[Stated goal 1]: In the tithing article, which two programs did the writer use to track money after growing up?
[Stated goal 2]: Transcribe a passage from the tithing article, starting at "Now, obviously there" and stopping after "me to solve.".

[Page]:

— begin —

How to Pay Tithing: When you’re making money with multiple streams of income

And this shall be the beginning of the tithing of my people.

And after that, those who have thus been tithed shall pay one-tenth of all their interest annually; and this shall be a standing law unto them forever, for my holy priesthood, saith the Lord.


I grew up being taught to give 10% of everything I earned to the Church of Jesus Christ of Latter-day Saints as tithing.  If I got a job and was paid $10, I paid $1 to the bishop the next Sunday in tithing.  Pure and simple.
Then I grew up, made a bit more money, and tracked it using Intuit Quicken, then Microsoft Money.  Living alone and making more money than I spent, I felt comfortable paying tithing in lump sums a few times a year rather than every time I made money.  This worked well for me when I was single.  Being married, making more money and having more expenses brought me back to paying tithing almost after every paycheck. 
I am a full tithe payer, and have been for all my life. I feel that God has blessed me with good jobs and low expenses (fewer broken down things) because I live the law of tithing.


The problem is that I have found paying tithing to be necessarily much more complicated in recent years.  “No!” you say?  “It’s just 10%.  It’s only complicated if you make it so (perhaps to find loopholes).”  I beg to differ.  Allow me to explain.

Scenario P: the one you learned in primary

I used to calculate the tithing I needed to pay with this formula:

tithing = (sum of all income earned since I last paid tithing) * 0.10

That worked well when my only source of income came in the form of checks in the mail or direct deposit.  Adding up the sum of a direct increase like that is easy.  If you keep your money in an interest bearing bank account, then you include that as income.  Same for gifts we receive. 
But this simple scenario can get more complicated:

Scenario 1: deposits that “jump” above the tithing line

You receive a check in the mail, you deposit it to your bank account.  A day or two later, before the check clears the bank and is posted to your account, you are adding up your income using a computer accounting program (like Quicken or Money).  The uncleared deposit may not show up in your account register if you download all your statements online into your program.  You sum up what appears though and pay tithing on it.  You add a line to your computer register stating that you paid tithing on that date.
By the time you next pay tithing, that deposit of yours has cleared and is added to your register — with a date that predates the time you last paid tithing!  When you add up your income from the last tithing date in your register the next time, since that check is now above the “last paid tithing” line, your eyes miss it, and you don’t include it in your sum of money to pay tithing on.  As a result, that money never gets tithed.
Now, obviously there are ways to prevent this from happening, including writing your checks as deposits into your register when you first get them.  But this is a simplified example to a problem that was a little harder for me to solve.

Scenario 2: Reimbursable expenses and resold possessions

You spent $10 to prepare for a church activity and the church paid you back with a check.  Do you pay tithing on it?  I’ll stick my neck out and suggest that you don’t.  It wasn’t income, it was a reimbursement, and put you back to where you started.  And this deposit in your bank account should be excluded from the sum of tithable income you calculate.

— end —

Dataset excerpt:
— begin —

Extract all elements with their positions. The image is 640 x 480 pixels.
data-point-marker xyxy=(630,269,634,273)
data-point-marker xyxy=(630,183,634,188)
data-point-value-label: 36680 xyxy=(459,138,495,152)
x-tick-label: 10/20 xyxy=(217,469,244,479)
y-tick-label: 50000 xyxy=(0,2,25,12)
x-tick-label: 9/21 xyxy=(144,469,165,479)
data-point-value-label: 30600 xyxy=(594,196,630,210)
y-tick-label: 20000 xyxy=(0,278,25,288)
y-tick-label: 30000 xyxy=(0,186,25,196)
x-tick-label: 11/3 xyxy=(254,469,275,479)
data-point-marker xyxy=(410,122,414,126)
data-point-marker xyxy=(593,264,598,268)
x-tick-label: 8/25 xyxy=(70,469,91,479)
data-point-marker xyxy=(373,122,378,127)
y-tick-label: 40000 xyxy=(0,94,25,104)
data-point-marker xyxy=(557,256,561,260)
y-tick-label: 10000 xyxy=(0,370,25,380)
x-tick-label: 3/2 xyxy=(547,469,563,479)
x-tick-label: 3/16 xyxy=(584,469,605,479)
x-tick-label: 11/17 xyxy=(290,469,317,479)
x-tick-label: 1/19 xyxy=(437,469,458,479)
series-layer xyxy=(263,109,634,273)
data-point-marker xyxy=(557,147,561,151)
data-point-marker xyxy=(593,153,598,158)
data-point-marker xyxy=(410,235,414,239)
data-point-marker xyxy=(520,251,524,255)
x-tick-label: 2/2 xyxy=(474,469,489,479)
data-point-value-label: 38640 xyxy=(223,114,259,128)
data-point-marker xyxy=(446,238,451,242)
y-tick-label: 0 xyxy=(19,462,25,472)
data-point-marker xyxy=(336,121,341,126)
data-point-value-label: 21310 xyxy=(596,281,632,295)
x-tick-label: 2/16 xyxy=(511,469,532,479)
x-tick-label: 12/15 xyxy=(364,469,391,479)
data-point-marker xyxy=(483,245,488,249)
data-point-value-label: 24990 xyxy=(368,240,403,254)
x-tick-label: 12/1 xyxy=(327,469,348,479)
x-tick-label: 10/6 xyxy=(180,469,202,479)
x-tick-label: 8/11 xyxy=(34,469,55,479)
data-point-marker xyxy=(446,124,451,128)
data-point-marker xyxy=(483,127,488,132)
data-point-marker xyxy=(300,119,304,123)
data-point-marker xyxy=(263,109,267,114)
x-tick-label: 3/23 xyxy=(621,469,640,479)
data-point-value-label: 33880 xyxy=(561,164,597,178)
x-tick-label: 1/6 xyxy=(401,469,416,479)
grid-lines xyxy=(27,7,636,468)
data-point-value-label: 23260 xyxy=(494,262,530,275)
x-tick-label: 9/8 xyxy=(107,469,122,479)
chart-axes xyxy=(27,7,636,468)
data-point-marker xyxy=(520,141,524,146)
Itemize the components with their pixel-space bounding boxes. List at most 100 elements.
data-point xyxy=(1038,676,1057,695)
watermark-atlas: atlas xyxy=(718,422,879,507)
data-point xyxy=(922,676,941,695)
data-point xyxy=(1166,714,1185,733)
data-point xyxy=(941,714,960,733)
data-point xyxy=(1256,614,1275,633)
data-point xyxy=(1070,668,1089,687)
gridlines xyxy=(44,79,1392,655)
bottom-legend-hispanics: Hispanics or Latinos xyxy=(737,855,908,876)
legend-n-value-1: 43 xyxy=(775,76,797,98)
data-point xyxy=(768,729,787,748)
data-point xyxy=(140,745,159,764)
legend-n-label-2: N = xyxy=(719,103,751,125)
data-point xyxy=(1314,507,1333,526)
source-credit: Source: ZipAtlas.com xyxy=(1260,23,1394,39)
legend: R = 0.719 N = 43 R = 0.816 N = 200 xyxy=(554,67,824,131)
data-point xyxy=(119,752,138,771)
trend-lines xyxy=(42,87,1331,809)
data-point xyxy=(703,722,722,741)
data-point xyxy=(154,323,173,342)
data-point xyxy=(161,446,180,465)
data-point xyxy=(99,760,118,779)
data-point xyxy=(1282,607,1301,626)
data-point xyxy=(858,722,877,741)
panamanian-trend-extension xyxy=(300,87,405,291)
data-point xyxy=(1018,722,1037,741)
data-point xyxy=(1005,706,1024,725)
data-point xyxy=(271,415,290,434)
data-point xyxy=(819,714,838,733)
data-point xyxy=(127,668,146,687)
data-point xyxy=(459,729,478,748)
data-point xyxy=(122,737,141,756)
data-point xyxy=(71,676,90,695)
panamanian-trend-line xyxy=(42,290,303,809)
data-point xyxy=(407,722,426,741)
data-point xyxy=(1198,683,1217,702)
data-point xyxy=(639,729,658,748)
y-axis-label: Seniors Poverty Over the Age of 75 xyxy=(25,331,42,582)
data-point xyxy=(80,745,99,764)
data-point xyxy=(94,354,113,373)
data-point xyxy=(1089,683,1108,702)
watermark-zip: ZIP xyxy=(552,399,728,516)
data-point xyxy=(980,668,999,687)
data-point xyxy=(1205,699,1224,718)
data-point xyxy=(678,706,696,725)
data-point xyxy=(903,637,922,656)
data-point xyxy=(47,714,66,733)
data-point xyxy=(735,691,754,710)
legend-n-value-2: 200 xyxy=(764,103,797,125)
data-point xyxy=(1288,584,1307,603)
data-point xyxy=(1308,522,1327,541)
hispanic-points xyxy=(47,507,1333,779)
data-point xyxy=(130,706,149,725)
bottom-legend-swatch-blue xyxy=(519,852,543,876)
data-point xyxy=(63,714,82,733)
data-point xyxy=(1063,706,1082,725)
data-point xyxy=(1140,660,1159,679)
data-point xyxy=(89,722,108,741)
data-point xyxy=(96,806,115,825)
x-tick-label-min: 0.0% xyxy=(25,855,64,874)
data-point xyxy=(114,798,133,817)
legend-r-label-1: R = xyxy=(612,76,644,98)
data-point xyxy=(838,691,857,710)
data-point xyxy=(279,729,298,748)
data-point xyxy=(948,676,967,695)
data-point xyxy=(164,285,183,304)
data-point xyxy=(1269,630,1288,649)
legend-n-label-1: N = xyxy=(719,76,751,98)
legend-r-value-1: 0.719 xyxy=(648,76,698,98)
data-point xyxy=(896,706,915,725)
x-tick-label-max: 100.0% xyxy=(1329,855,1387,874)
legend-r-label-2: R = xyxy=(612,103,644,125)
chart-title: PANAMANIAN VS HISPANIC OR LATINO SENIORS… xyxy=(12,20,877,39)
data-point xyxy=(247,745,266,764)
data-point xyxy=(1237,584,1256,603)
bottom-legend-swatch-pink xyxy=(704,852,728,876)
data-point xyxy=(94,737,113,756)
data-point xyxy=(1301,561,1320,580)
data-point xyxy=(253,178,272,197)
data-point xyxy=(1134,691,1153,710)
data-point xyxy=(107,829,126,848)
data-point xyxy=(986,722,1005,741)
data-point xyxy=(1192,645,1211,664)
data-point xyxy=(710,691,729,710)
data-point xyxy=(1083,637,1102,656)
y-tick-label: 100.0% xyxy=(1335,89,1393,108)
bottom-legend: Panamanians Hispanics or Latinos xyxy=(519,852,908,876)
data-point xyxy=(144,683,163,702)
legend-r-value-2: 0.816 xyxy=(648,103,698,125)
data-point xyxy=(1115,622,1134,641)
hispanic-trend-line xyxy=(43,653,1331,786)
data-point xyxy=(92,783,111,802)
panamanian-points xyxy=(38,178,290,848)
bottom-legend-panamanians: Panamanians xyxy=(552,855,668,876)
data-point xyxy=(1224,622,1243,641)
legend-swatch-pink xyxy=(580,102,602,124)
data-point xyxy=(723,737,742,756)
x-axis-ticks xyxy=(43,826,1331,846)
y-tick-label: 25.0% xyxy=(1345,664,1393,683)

— end —

[Problem solution 1]: Intuit Quicken, then Microsoft Money.

[Problem solution 2]:
Now, obviously there are ways to prevent this from happening, including writing your checks as deposits into your register when you first get them.  But this is a simplified example to a problem that was a little harder for me to solve.